## Directions for this task:
The records below must be retyped exactly.

## Supplied material:
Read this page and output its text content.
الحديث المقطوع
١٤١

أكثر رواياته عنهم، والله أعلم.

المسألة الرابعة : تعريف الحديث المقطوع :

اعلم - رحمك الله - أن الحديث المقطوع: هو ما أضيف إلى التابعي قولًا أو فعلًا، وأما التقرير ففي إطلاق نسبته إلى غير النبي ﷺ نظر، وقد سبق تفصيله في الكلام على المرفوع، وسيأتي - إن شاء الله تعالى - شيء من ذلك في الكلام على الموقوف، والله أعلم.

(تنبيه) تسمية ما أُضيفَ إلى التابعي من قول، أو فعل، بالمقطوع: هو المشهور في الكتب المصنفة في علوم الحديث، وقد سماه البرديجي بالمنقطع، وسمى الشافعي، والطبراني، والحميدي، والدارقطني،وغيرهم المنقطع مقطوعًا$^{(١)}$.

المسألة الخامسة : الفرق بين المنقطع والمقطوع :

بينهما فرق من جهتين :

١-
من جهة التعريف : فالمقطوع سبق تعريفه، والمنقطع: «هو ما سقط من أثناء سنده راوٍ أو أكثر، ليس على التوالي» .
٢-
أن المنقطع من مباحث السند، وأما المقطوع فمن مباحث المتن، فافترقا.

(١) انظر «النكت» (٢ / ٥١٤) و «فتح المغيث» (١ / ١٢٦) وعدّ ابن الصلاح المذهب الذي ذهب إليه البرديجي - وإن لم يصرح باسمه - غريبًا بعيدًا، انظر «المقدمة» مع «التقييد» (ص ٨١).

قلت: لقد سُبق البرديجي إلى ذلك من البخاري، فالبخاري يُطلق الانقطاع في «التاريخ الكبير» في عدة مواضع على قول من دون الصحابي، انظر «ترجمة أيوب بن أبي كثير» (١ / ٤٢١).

## Finished task:
Read this page and output its text content.
الحديث المقطوع
١٤١

أكثر رواياته عنهم، والله أعلم.

المسألة الرابعة : تعريف الحديث المقطوع :

اعلم - رحمك الله - أن الحديث المقطوع: هو ما أضيف إلى التابعي قولًا أو فعلًا، وأما التقرير ففي إطلاق نسبته إلى غير النبي ﷺ نظر، وقد سبق تفصيله في الكلام على المرفوع، وسيأتي - إن شاء الله تعالى - شيء من ذلك في الكلام على الموقوف، والله أعلم.

(تنبيه) تسمية ما أُضيفَ إلى التابعي من قول، أو فعل، بالمقطوع: هو المشهور في الكتب المصنفة في علوم الحديث، وقد سماه البرديجي بالمنقطع، وسمى الشافعي، والطبراني، والحميدي، والدارقطني،وغيرهم المنقطع مقطوعًا$^{(١)}$.

المسألة الخامسة : الفرق بين المنقطع والمقطوع :

بينهما فرق من جهتين :

١-
من جهة التعريف : فالمقطوع سبق تعريفه، والمنقطع: «هو ما سقط من أثناء سنده راوٍ أو أكثر، ليس على التوالي» .
٢-
أن المنقطع من مباحث السند، وأما المقطوع فمن مباحث المتن، فافترقا.

(١) انظر «النكت» (٢ / ٥١٤) و «فتح المغيث» (١ / ١٢٦) وعدّ ابن الصلاح المذهب الذي ذهب إليه البرديجي - وإن لم يصرح باسمه - غريبًا بعيدًا، انظر «المقدمة» مع «التقييد» (ص ٨١).

قلت: لقد سُبق البرديجي إلى ذلك من البخاري، فالبخاري يُطلق الانقطاع في «التاريخ الكبير» في عدة مواضع على قول من دون الصحابي، انظر «ترجمة أيوب بن أبي كثير» (١ / ٤٢١).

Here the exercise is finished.